-- EXERCISE DIRECTIONS --
Search the material for the string "come" and copy each line where it occurs.

-- MATERIAL PROVIDED --
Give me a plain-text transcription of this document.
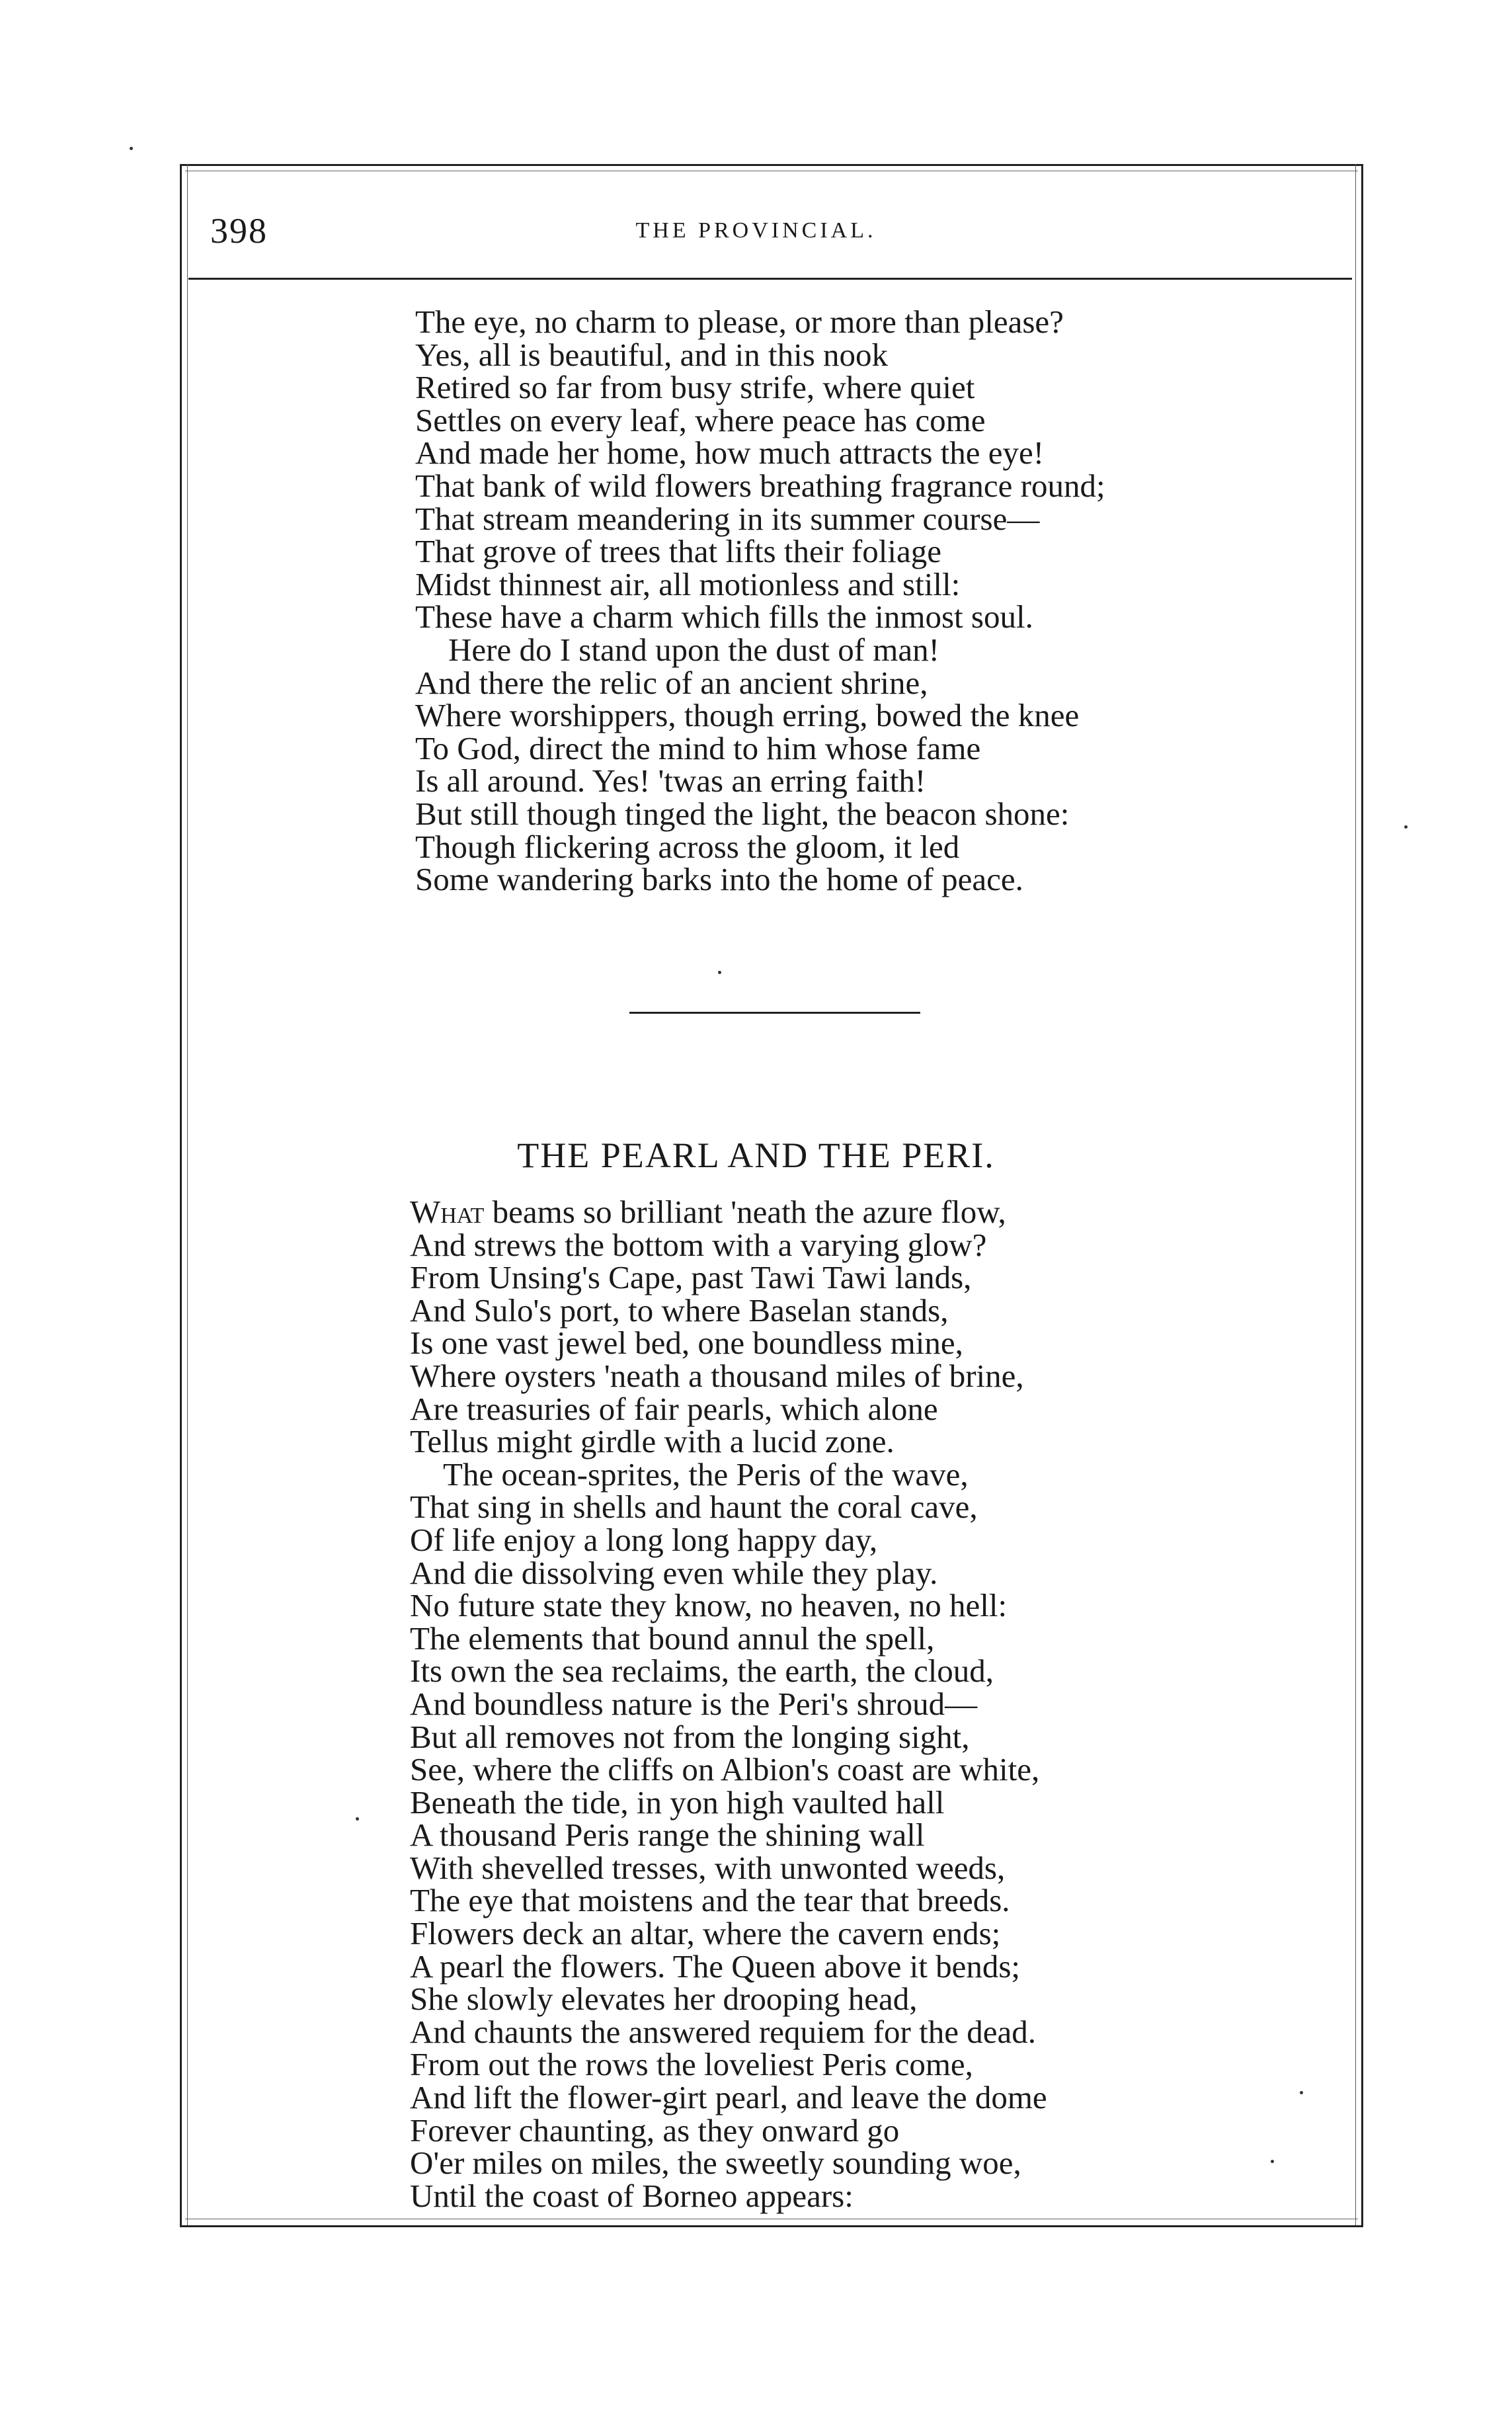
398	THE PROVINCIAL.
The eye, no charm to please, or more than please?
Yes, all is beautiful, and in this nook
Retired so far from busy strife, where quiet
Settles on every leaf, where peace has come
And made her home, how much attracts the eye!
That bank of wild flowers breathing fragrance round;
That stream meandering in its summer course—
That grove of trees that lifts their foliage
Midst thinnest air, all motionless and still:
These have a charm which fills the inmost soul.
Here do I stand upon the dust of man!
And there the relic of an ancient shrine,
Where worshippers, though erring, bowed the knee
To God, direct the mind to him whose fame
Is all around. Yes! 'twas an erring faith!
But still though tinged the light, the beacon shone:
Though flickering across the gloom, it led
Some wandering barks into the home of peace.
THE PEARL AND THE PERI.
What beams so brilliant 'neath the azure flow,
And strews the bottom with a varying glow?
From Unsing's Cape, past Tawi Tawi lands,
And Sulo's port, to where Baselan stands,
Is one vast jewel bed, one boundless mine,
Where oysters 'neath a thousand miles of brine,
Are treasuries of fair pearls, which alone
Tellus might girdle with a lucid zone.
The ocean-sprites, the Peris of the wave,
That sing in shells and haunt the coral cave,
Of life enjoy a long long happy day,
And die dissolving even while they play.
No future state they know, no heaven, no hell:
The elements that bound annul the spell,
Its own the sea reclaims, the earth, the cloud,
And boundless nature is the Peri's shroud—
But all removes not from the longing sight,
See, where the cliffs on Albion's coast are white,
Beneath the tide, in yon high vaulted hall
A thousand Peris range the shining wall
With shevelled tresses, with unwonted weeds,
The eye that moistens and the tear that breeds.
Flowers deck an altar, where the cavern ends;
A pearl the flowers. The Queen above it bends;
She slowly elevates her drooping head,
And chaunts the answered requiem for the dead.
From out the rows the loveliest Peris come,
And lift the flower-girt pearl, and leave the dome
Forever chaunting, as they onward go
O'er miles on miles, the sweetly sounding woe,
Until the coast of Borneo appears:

...

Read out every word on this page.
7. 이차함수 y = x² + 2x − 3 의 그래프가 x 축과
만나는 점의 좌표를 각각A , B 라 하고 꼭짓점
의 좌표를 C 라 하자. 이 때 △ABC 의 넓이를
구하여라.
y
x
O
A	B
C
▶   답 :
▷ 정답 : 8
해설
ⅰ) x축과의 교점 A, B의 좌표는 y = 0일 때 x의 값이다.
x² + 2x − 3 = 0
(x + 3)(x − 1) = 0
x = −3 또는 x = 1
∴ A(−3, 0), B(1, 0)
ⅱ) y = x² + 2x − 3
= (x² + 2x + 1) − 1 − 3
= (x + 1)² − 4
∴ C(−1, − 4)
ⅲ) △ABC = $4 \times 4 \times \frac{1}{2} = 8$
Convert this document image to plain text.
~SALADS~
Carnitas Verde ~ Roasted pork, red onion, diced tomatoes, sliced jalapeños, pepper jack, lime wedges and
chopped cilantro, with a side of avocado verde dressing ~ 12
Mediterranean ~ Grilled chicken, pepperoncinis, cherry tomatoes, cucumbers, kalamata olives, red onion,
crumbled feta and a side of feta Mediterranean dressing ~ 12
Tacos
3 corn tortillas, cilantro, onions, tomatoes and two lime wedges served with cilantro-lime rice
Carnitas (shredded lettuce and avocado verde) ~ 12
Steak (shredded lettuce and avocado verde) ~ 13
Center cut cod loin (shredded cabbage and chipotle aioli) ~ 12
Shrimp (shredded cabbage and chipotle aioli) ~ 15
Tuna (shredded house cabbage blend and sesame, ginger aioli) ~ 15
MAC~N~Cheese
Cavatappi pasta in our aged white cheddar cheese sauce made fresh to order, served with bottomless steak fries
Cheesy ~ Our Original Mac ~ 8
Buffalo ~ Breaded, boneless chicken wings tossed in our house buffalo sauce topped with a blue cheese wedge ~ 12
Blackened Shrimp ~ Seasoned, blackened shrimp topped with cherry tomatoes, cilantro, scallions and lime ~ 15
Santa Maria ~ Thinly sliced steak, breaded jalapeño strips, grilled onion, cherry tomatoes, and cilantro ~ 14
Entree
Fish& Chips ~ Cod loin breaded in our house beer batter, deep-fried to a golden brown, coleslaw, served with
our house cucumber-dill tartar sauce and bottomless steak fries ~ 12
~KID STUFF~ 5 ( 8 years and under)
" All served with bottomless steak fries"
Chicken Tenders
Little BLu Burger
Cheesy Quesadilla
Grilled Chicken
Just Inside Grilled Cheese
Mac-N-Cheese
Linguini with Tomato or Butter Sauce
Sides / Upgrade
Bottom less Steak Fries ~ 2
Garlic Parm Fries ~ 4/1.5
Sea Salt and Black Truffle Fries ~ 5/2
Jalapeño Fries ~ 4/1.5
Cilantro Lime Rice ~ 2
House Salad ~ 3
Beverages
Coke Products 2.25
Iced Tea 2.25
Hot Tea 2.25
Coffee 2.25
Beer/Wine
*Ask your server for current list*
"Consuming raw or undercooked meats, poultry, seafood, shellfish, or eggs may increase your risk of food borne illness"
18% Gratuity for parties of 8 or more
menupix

-- RESPONSE BELOW --
Settles on every leaf, where peace has come
From out the rows the loveliest Peris come,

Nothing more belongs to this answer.